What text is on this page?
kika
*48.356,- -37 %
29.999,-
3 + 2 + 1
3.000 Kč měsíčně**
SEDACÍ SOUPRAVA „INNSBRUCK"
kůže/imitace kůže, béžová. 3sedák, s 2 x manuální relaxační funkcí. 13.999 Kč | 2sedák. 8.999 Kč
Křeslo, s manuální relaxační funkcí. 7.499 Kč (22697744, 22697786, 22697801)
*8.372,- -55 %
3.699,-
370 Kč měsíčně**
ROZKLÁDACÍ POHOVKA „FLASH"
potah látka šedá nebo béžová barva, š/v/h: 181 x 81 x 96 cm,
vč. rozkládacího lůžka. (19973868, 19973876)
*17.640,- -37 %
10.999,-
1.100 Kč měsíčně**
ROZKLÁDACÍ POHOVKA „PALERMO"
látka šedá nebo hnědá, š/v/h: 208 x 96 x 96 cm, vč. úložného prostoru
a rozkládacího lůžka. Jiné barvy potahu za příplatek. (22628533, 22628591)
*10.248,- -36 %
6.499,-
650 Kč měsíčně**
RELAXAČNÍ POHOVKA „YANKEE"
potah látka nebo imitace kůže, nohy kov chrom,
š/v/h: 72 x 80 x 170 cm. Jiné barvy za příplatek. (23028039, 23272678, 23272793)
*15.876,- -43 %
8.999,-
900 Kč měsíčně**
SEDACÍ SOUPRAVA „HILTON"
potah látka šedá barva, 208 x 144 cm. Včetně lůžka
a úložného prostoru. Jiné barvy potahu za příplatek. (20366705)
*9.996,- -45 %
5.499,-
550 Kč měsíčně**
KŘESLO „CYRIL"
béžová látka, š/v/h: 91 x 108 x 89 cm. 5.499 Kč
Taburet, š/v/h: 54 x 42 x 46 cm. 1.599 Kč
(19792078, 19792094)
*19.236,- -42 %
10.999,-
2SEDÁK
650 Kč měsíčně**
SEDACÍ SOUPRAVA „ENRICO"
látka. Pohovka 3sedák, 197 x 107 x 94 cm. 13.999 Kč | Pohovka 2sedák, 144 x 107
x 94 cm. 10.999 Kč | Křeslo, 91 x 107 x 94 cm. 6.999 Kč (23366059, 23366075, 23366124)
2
::::
- PROBLEM STATEMENT
Write out all the lines again, exactly as they are.

- WRITTEN ANSWER
What text is on this page?
kika
*48.356,- -37 %
29.999,-
3 + 2 + 1
3.000 Kč měsíčně**
SEDACÍ SOUPRAVA „INNSBRUCK"
kůže/imitace kůže, béžová. 3sedák, s 2 x manuální relaxační funkcí. 13.999 Kč | 2sedák. 8.999 Kč
Křeslo, s manuální relaxační funkcí. 7.499 Kč (22697744, 22697786, 22697801)
*8.372,- -55 %
3.699,-
370 Kč měsíčně**
ROZKLÁDACÍ POHOVKA „FLASH"
potah látka šedá nebo béžová barva, š/v/h: 181 x 81 x 96 cm,
vč. rozkládacího lůžka. (19973868, 19973876)
*17.640,- -37 %
10.999,-
1.100 Kč měsíčně**
ROZKLÁDACÍ POHOVKA „PALERMO"
látka šedá nebo hnědá, š/v/h: 208 x 96 x 96 cm, vč. úložného prostoru
a rozkládacího lůžka. Jiné barvy potahu za příplatek. (22628533, 22628591)
*10.248,- -36 %
6.499,-
650 Kč měsíčně**
RELAXAČNÍ POHOVKA „YANKEE"
potah látka nebo imitace kůže, nohy kov chrom,
š/v/h: 72 x 80 x 170 cm. Jiné barvy za příplatek. (23028039, 23272678, 23272793)
*15.876,- -43 %
8.999,-
900 Kč měsíčně**
SEDACÍ SOUPRAVA „HILTON"
potah látka šedá barva, 208 x 144 cm. Včetně lůžka
a úložného prostoru. Jiné barvy potahu za příplatek. (20366705)
*9.996,- -45 %
5.499,-
550 Kč měsíčně**
KŘESLO „CYRIL"
béžová látka, š/v/h: 91 x 108 x 89 cm. 5.499 Kč
Taburet, š/v/h: 54 x 42 x 46 cm. 1.599 Kč
(19792078, 19792094)
*19.236,- -42 %
10.999,-
2SEDÁK
650 Kč měsíčně**
SEDACÍ SOUPRAVA „ENRICO"
látka. Pohovka 3sedák, 197 x 107 x 94 cm. 13.999 Kč | Pohovka 2sedák, 144 x 107
x 94 cm. 10.999 Kč | Křeslo, 91 x 107 x 94 cm. 6.999 Kč (23366059, 23366075, 23366124)
2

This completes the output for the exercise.